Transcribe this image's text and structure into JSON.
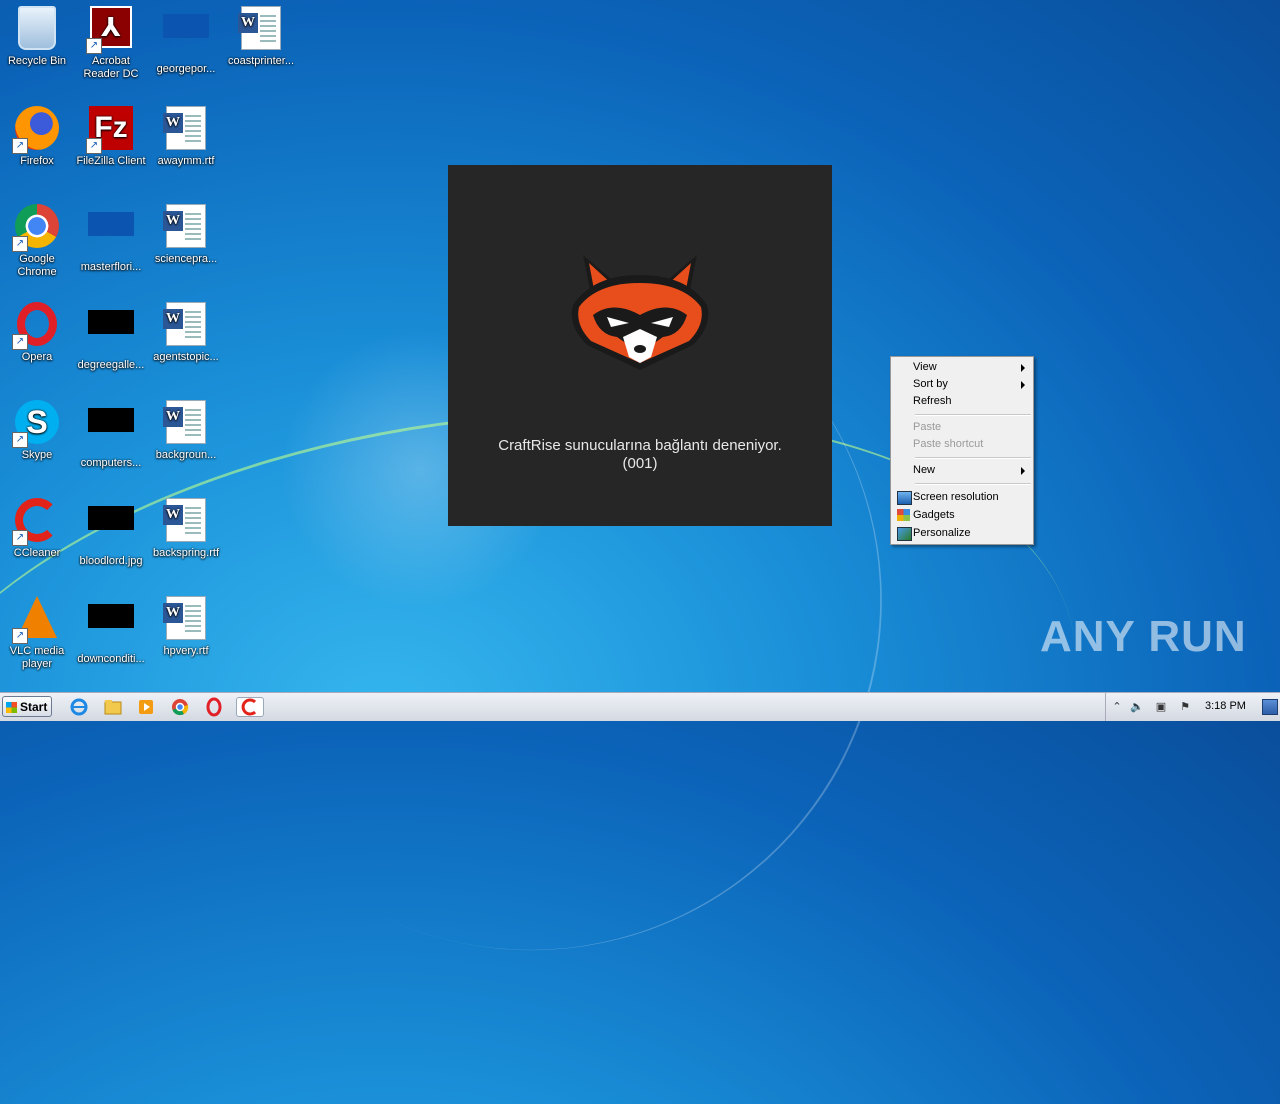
{
  "desktop": {
    "icons": [
      {
        "label": "Recycle Bin"
      },
      {
        "label": "Acrobat Reader DC"
      },
      {
        "label": "georgepor..."
      },
      {
        "label": "coastprinter..."
      },
      {
        "label": "Firefox"
      },
      {
        "label": "FileZilla Client"
      },
      {
        "label": "awaymm.rtf"
      },
      {
        "label": "Google Chrome"
      },
      {
        "label": "masterflori..."
      },
      {
        "label": "sciencepra..."
      },
      {
        "label": "Opera"
      },
      {
        "label": "degreegalle..."
      },
      {
        "label": "agentstopic..."
      },
      {
        "label": "Skype"
      },
      {
        "label": "computers..."
      },
      {
        "label": "backgroun..."
      },
      {
        "label": "CCleaner"
      },
      {
        "label": "bloodlord.jpg"
      },
      {
        "label": "backspring.rtf"
      },
      {
        "label": "VLC media player"
      },
      {
        "label": "downconditi..."
      },
      {
        "label": "hpvery.rtf"
      }
    ]
  },
  "splash": {
    "line1": "CraftRise sunucularına bağlantı deneniyor.",
    "line2": "(001)"
  },
  "context_menu": {
    "view": "View",
    "sort_by": "Sort by",
    "refresh": "Refresh",
    "paste": "Paste",
    "paste_shortcut": "Paste shortcut",
    "new": "New",
    "screen_resolution": "Screen resolution",
    "gadgets": "Gadgets",
    "personalize": "Personalize"
  },
  "watermark": "ANY RUN",
  "taskbar": {
    "start_label": "Start",
    "clock": "3:18 PM"
  }
}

* * *

**WHAT THE TASK REQUIRES**
Copy every record above exactly, leaving out the pictures.

**TASK RESPONSE**
Transcribe this image's text and structure into JSON.
{
  "desktop": {
    "icons": [
      {
        "label": "Recycle Bin"
      },
      {
        "label": "Acrobat Reader DC"
      },
      {
        "label": "georgepor..."
      },
      {
        "label": "coastprinter..."
      },
      {
        "label": "Firefox"
      },
      {
        "label": "FileZilla Client"
      },
      {
        "label": "awaymm.rtf"
      },
      {
        "label": "Google Chrome"
      },
      {
        "label": "masterflori..."
      },
      {
        "label": "sciencepra..."
      },
      {
        "label": "Opera"
      },
      {
        "label": "degreegalle..."
      },
      {
        "label": "agentstopic..."
      },
      {
        "label": "Skype"
      },
      {
        "label": "computers..."
      },
      {
        "label": "backgroun..."
      },
      {
        "label": "CCleaner"
      },
      {
        "label": "bloodlord.jpg"
      },
      {
        "label": "backspring.rtf"
      },
      {
        "label": "VLC media player"
      },
      {
        "label": "downconditi..."
      },
      {
        "label": "hpvery.rtf"
      }
    ]
  },
  "splash": {
    "line1": "CraftRise sunucularına bağlantı deneniyor.",
    "line2": "(001)"
  },
  "context_menu": {
    "view": "View",
    "sort_by": "Sort by",
    "refresh": "Refresh",
    "paste": "Paste",
    "paste_shortcut": "Paste shortcut",
    "new": "New",
    "screen_resolution": "Screen resolution",
    "gadgets": "Gadgets",
    "personalize": "Personalize"
  },
  "watermark": "ANY RUN",
  "taskbar": {
    "start_label": "Start",
    "clock": "3:18 PM"
  }
}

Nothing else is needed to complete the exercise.